[Start]
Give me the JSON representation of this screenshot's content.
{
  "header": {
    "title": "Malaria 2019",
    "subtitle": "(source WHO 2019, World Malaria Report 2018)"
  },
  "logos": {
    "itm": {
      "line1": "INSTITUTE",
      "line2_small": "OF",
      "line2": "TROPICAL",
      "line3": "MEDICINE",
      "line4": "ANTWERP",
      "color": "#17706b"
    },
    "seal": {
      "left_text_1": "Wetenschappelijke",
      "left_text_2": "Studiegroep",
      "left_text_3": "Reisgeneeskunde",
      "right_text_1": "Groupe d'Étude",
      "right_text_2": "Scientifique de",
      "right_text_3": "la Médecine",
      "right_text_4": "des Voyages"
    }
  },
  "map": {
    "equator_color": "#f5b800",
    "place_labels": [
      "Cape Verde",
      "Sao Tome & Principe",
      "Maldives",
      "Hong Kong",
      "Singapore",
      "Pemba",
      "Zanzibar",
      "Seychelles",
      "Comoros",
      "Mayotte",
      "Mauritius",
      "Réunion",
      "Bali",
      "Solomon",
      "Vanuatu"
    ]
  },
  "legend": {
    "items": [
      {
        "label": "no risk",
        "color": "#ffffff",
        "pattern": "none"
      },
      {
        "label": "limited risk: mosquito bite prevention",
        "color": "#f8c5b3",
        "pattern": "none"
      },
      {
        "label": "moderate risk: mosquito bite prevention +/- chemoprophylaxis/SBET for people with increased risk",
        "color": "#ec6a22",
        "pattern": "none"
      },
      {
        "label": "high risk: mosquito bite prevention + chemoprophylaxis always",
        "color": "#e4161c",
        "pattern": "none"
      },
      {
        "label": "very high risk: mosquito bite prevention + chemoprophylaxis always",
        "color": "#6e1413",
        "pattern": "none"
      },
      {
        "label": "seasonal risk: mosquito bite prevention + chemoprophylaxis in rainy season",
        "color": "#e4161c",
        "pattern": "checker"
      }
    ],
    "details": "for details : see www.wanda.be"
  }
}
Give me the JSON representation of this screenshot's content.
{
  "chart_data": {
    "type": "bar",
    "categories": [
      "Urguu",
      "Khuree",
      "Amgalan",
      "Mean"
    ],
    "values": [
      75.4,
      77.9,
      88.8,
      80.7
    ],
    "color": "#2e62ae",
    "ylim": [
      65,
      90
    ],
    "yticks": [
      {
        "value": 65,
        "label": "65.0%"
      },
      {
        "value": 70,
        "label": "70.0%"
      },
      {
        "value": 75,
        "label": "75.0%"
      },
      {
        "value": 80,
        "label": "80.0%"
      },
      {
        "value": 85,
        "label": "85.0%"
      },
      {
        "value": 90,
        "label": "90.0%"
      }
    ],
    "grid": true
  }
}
[End]
EXERCISE BRIEF ▸ Every line of the records above needs to be given again exactly.

SOLUTION ▸
Give me the JSON representation of this screenshot's content.
{
  "header": {
    "title": "Malaria 2019",
    "subtitle": "(source WHO 2019, World Malaria Report 2018)"
  },
  "logos": {
    "itm": {
      "line1": "INSTITUTE",
      "line2_small": "OF",
      "line2": "TROPICAL",
      "line3": "MEDICINE",
      "line4": "ANTWERP",
      "color": "#17706b"
    },
    "seal": {
      "left_text_1": "Wetenschappelijke",
      "left_text_2": "Studiegroep",
      "left_text_3": "Reisgeneeskunde",
      "right_text_1": "Groupe d'Étude",
      "right_text_2": "Scientifique de",
      "right_text_3": "la Médecine",
      "right_text_4": "des Voyages"
    }
  },
  "map": {
    "equator_color": "#f5b800",
    "place_labels": [
      "Cape Verde",
      "Sao Tome & Principe",
      "Maldives",
      "Hong Kong",
      "Singapore",
      "Pemba",
      "Zanzibar",
      "Seychelles",
      "Comoros",
      "Mayotte",
      "Mauritius",
      "Réunion",
      "Bali",
      "Solomon",
      "Vanuatu"
    ]
  },
  "legend": {
    "items": [
      {
        "label": "no risk",
        "color": "#ffffff",
        "pattern": "none"
      },
      {
        "label": "limited risk: mosquito bite prevention",
        "color": "#f8c5b3",
        "pattern": "none"
      },
      {
        "label": "moderate risk: mosquito bite prevention +/- chemoprophylaxis/SBET for people with increased risk",
        "color": "#ec6a22",
        "pattern": "none"
      },
      {
        "label": "high risk: mosquito bite prevention + chemoprophylaxis always",
        "color": "#e4161c",
        "pattern": "none"
      },
      {
        "label": "very high risk: mosquito bite prevention + chemoprophylaxis always",
        "color": "#6e1413",
        "pattern": "none"
      },
      {
        "label": "seasonal risk: mosquito bite prevention + chemoprophylaxis in rainy season",
        "color": "#e4161c",
        "pattern": "checker"
      }
    ],
    "details": "for details : see www.wanda.be"
  }
}
Give me the JSON representation of this screenshot's content.
{
  "chart_data": {
    "type": "bar",
    "categories": [
      "Urguu",
      "Khuree",
      "Amgalan",
      "Mean"
    ],
    "values": [
      75.4,
      77.9,
      88.8,
      80.7
    ],
    "color": "#2e62ae",
    "ylim": [
      65,
      90
    ],
    "yticks": [
      {
        "value": 65,
        "label": "65.0%"
      },
      {
        "value": 70,
        "label": "70.0%"
      },
      {
        "value": 75,
        "label": "75.0%"
      },
      {
        "value": 80,
        "label": "80.0%"
      },
      {
        "value": 85,
        "label": "85.0%"
      },
      {
        "value": 90,
        "label": "90.0%"
      }
    ],
    "grid": true
  }
}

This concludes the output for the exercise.